** Begin **

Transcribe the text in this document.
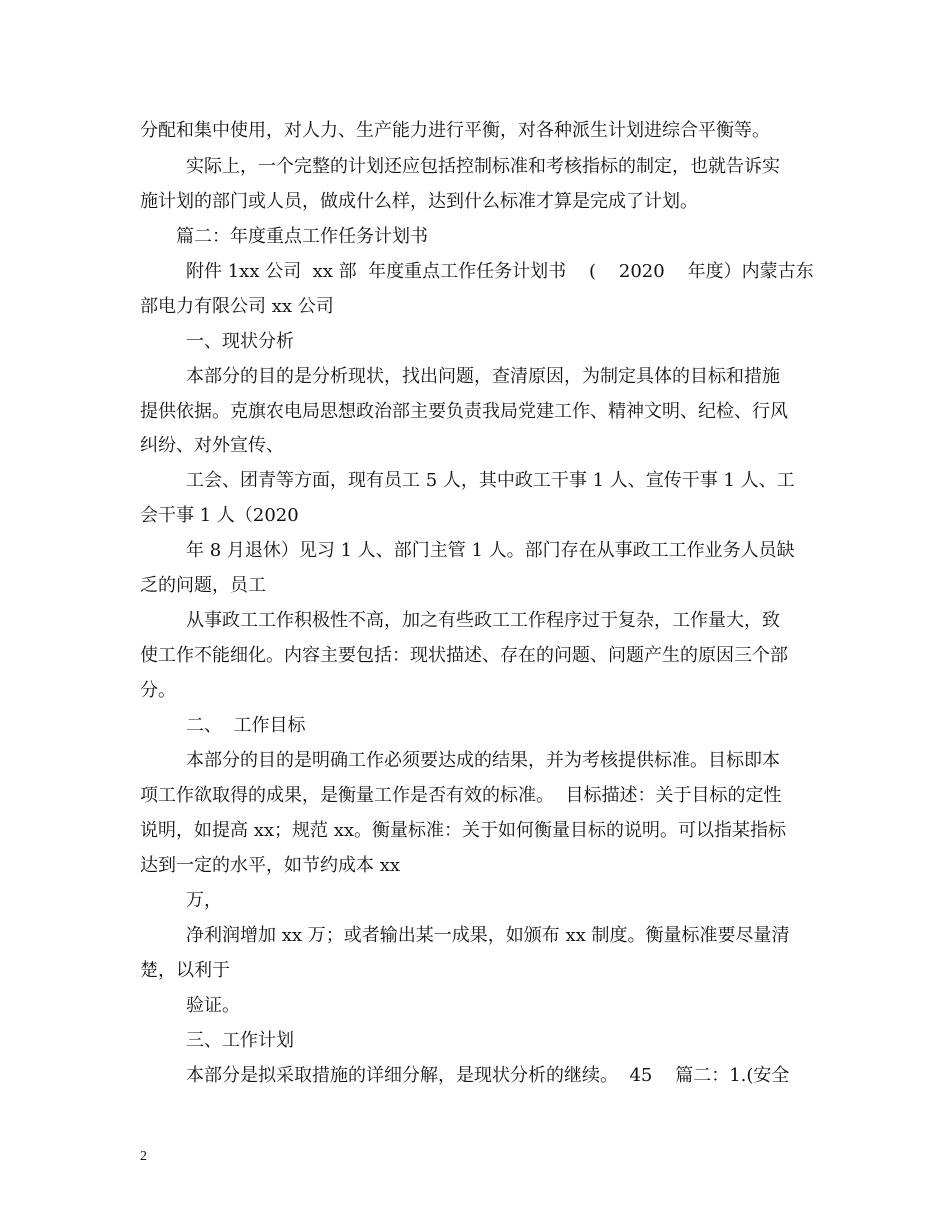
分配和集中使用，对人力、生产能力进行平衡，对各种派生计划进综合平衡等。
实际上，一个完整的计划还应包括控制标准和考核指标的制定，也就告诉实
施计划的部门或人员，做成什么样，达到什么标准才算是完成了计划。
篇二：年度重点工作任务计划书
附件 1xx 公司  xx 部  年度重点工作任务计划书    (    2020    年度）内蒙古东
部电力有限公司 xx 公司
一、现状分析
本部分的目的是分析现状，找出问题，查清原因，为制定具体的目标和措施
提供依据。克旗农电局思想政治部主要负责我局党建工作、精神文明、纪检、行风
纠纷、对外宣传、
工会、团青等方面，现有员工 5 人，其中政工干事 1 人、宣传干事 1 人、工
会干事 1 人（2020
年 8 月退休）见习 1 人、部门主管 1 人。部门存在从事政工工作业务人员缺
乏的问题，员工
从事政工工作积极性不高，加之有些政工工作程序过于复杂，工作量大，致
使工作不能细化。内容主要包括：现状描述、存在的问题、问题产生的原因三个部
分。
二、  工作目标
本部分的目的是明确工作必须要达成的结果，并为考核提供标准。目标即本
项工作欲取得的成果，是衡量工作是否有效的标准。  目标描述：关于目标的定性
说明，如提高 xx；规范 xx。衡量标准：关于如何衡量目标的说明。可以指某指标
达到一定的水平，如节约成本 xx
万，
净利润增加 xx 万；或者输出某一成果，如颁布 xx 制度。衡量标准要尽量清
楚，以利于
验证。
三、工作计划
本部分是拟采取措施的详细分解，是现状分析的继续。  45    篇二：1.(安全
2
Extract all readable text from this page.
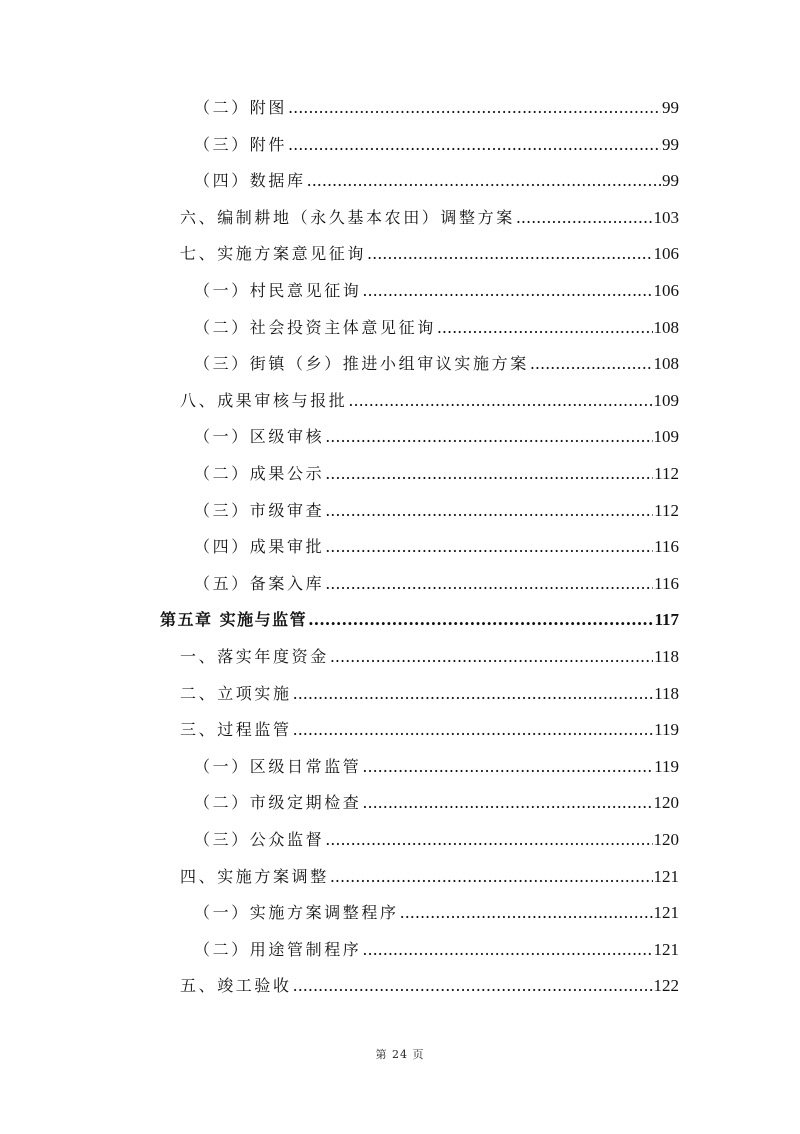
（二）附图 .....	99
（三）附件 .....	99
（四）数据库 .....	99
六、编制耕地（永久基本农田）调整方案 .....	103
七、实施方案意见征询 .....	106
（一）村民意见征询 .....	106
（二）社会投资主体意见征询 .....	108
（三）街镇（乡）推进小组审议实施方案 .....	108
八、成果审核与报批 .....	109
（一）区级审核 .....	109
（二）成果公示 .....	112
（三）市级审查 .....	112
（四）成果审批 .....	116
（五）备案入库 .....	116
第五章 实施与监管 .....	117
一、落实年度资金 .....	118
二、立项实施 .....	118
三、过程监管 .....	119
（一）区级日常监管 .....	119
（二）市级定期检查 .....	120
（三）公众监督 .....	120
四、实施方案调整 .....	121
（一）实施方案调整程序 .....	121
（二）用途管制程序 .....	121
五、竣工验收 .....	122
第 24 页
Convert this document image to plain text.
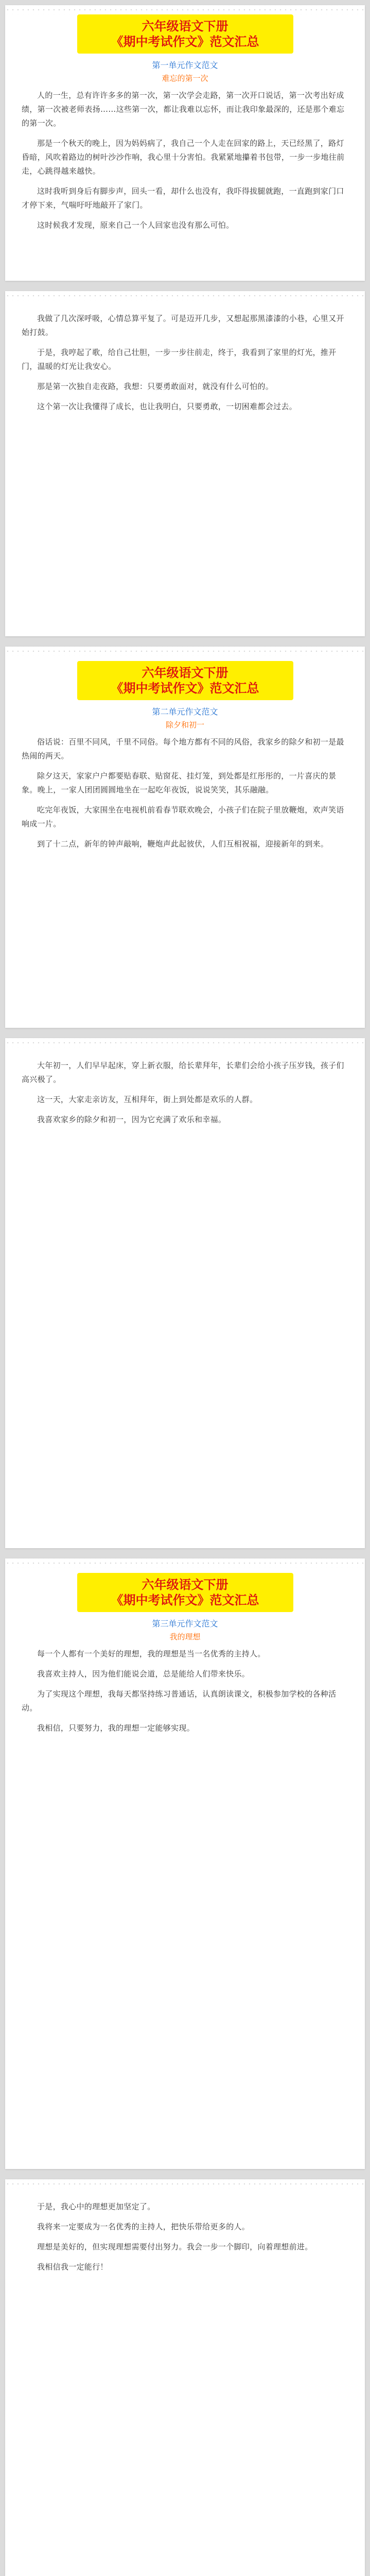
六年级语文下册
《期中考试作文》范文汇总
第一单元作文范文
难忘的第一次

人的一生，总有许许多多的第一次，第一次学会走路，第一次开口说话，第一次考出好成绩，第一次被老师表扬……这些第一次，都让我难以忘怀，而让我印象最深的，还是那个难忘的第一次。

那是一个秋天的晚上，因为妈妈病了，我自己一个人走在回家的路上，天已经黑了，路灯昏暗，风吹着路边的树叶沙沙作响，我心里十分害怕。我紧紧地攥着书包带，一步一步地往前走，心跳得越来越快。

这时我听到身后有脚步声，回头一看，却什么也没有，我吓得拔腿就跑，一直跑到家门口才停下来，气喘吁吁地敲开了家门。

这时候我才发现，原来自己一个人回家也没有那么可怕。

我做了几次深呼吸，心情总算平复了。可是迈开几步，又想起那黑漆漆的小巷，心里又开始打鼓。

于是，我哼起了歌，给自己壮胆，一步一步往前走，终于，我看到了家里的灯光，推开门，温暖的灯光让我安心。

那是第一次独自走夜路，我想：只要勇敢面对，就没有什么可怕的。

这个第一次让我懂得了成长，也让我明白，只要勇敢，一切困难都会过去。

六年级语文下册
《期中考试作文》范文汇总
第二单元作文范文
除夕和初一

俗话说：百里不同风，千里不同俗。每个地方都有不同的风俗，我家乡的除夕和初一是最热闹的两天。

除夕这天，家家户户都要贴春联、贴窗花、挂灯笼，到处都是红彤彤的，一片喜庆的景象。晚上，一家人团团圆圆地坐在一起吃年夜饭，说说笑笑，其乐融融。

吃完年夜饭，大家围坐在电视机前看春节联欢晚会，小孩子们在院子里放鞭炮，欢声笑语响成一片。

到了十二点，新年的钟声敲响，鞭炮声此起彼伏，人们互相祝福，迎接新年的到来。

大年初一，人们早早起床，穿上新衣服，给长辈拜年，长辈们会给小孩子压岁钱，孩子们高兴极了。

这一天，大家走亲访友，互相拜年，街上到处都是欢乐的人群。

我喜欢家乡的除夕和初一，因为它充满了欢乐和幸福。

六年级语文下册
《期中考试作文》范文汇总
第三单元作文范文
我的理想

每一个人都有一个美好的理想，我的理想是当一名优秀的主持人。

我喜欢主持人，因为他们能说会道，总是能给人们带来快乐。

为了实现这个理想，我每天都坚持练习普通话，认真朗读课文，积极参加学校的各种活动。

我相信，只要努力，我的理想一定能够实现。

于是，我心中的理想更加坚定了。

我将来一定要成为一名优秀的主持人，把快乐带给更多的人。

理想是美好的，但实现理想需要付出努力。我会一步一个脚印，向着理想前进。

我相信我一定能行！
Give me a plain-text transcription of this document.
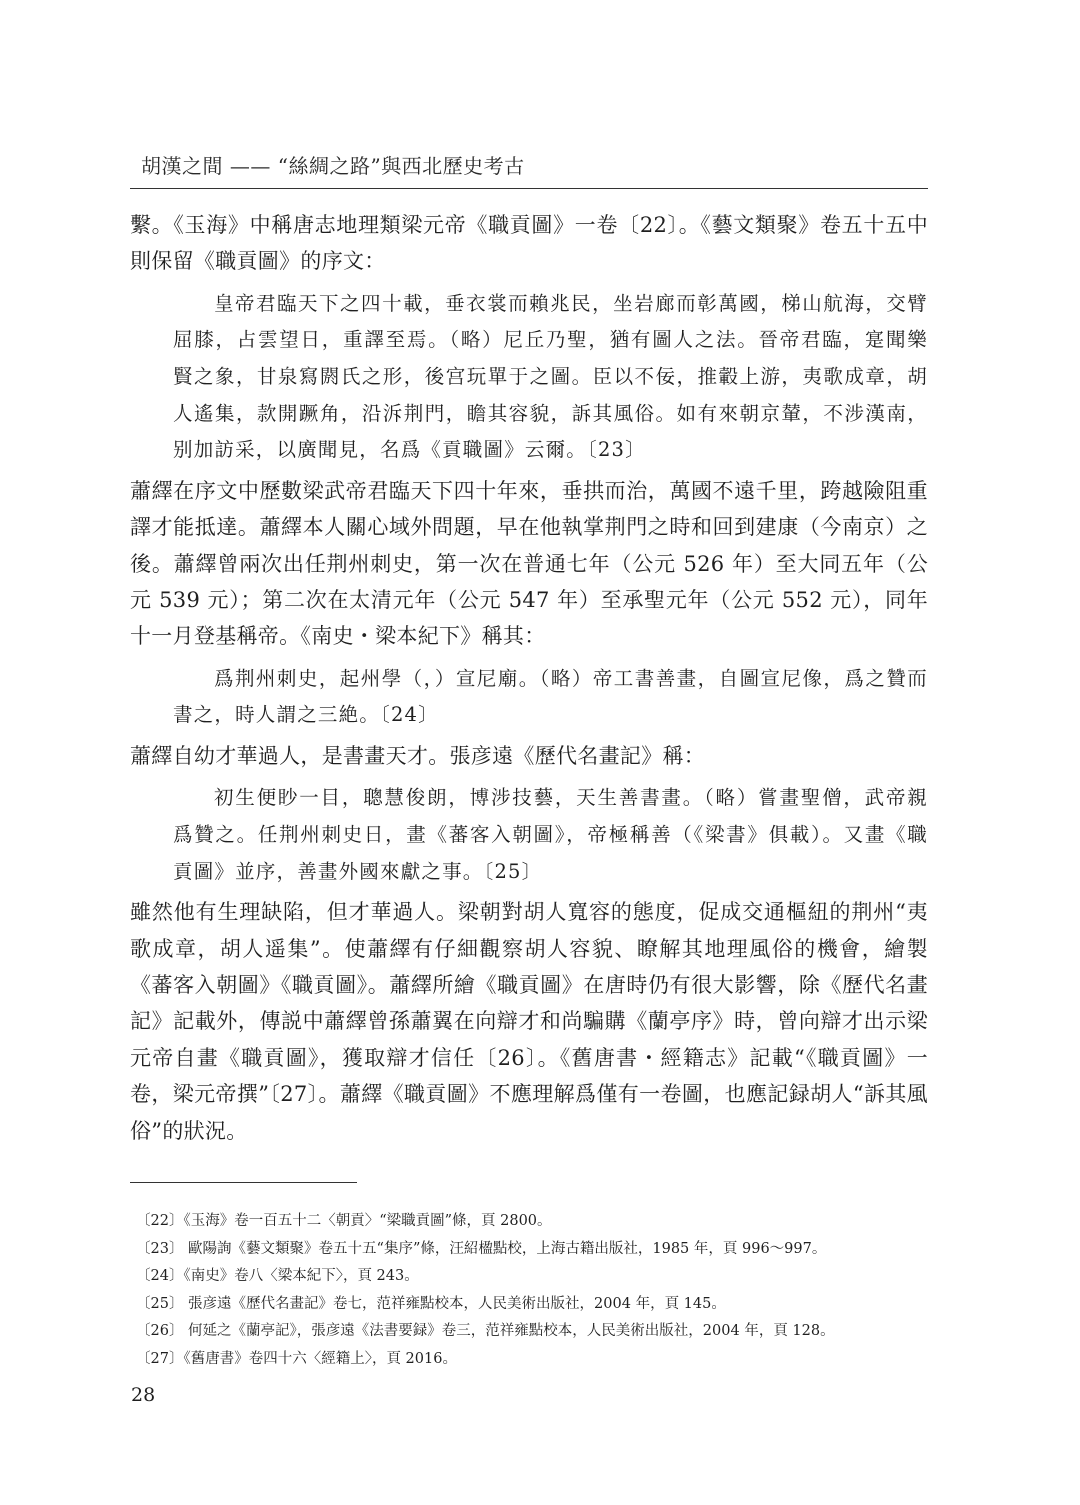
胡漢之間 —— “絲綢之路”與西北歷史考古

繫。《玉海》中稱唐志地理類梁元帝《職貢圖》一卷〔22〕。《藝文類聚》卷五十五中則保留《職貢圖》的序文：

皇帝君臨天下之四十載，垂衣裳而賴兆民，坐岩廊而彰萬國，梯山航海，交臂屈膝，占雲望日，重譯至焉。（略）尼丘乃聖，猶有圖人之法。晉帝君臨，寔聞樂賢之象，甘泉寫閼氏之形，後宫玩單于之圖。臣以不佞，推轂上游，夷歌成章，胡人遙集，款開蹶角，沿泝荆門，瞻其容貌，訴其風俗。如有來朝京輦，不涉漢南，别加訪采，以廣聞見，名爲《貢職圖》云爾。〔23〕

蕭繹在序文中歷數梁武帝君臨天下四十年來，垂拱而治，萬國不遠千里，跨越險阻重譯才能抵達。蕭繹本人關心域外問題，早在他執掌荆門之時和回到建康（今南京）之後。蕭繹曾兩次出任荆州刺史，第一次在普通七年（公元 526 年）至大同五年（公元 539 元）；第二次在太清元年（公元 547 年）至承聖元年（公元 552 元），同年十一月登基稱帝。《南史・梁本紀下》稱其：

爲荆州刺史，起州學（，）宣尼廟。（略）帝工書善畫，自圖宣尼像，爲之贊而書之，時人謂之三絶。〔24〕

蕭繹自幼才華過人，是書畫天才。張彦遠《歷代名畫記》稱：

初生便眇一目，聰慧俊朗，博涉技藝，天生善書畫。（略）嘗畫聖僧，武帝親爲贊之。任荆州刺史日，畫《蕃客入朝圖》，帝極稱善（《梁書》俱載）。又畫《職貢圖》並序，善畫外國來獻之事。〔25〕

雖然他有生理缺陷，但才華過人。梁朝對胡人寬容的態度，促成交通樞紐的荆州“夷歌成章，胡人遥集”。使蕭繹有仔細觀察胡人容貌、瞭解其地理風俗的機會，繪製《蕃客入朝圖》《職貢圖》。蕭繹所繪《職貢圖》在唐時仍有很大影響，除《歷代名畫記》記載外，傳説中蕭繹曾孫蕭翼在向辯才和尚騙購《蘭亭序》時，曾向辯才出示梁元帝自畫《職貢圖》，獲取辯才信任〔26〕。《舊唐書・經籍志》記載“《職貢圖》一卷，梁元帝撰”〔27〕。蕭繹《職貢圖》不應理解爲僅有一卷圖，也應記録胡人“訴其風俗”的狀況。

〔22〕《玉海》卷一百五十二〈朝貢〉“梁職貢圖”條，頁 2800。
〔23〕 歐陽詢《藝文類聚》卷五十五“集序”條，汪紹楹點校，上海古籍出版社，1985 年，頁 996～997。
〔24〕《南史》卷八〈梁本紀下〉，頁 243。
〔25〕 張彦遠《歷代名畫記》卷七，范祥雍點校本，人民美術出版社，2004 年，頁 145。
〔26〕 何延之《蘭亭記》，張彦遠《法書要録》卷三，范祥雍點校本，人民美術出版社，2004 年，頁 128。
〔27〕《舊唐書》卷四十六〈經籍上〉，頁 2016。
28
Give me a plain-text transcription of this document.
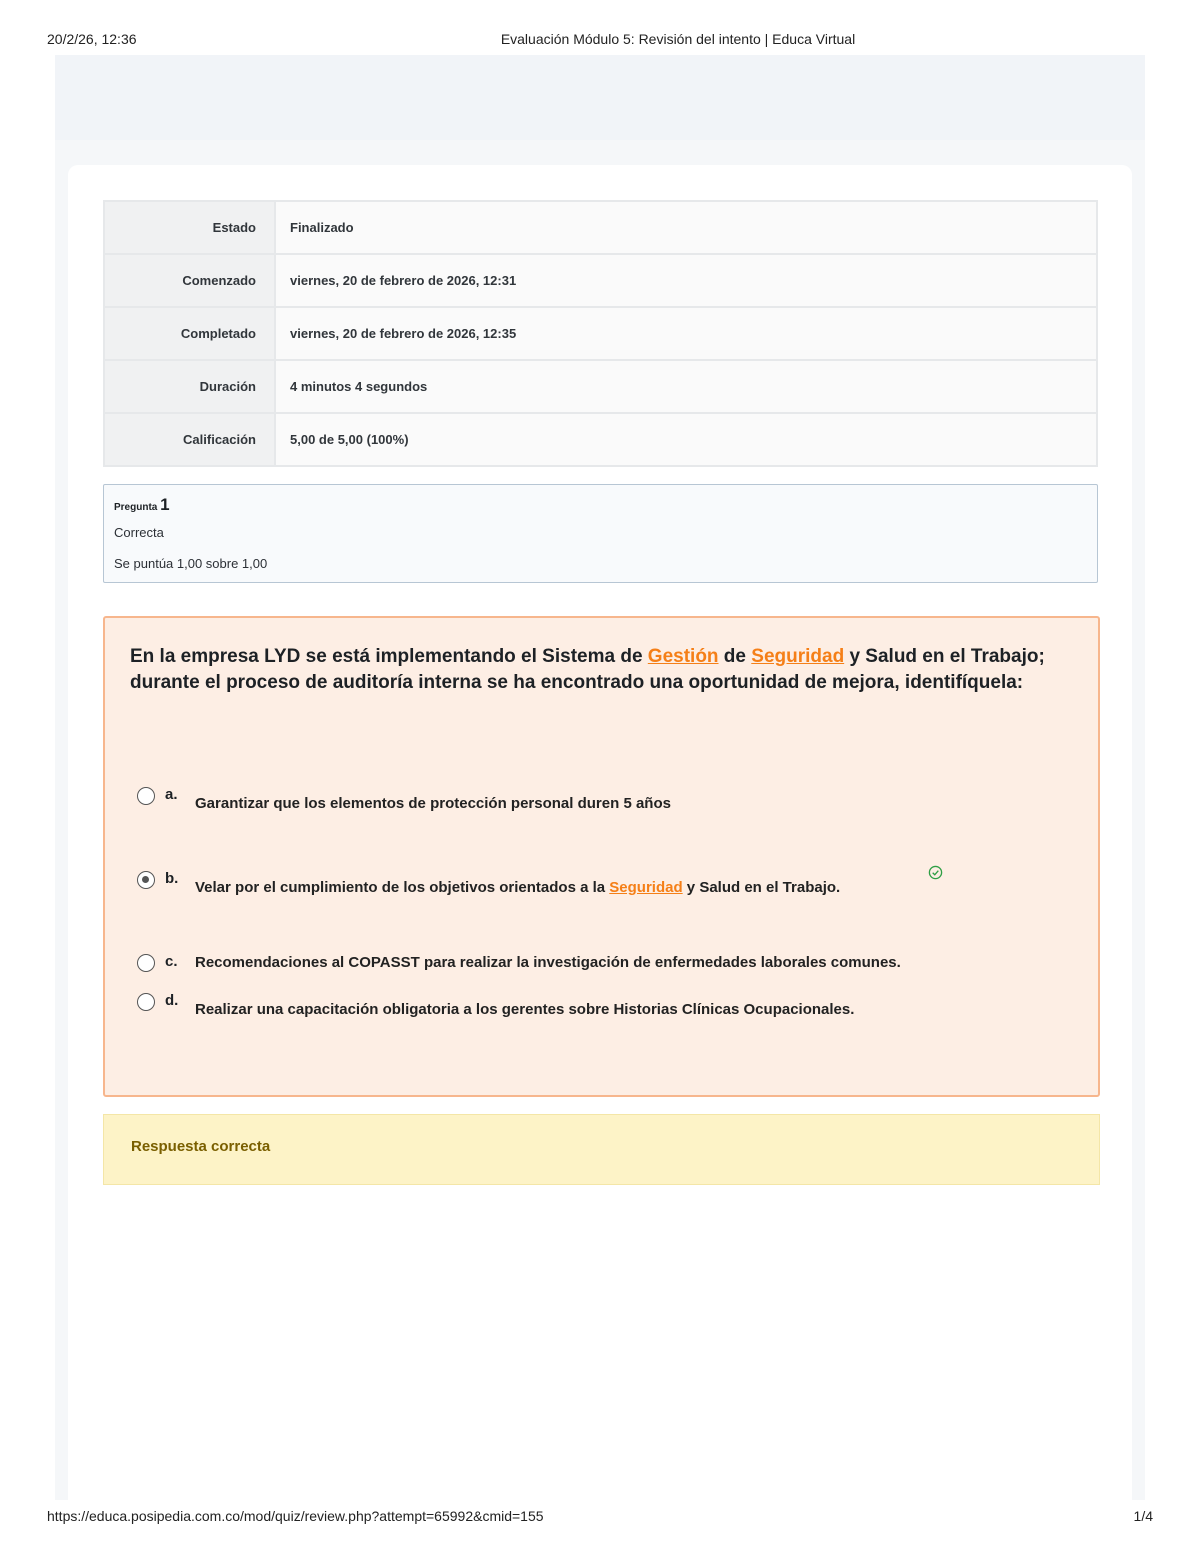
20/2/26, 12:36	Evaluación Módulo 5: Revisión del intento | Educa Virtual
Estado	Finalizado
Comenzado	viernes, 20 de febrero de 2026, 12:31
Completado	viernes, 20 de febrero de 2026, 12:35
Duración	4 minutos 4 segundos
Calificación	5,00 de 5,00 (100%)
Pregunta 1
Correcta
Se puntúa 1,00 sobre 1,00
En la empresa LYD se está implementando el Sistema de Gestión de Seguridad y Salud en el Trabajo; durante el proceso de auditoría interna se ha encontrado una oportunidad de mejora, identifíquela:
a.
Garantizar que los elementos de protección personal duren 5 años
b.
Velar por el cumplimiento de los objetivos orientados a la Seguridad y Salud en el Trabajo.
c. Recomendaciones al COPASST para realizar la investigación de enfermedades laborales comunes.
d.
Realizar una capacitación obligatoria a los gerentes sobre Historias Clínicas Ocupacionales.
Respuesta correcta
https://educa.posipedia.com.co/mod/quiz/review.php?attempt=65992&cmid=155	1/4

** End **

# [Task to carry out]
Find the lines that include the string "年度重点工作任务计划书", then copy each of them.

# [Task response]
篇二：年度重点工作任务计划书
附件 1xx 公司  xx 部  年度重点工作任务计划书    (    2020    年度）内蒙古东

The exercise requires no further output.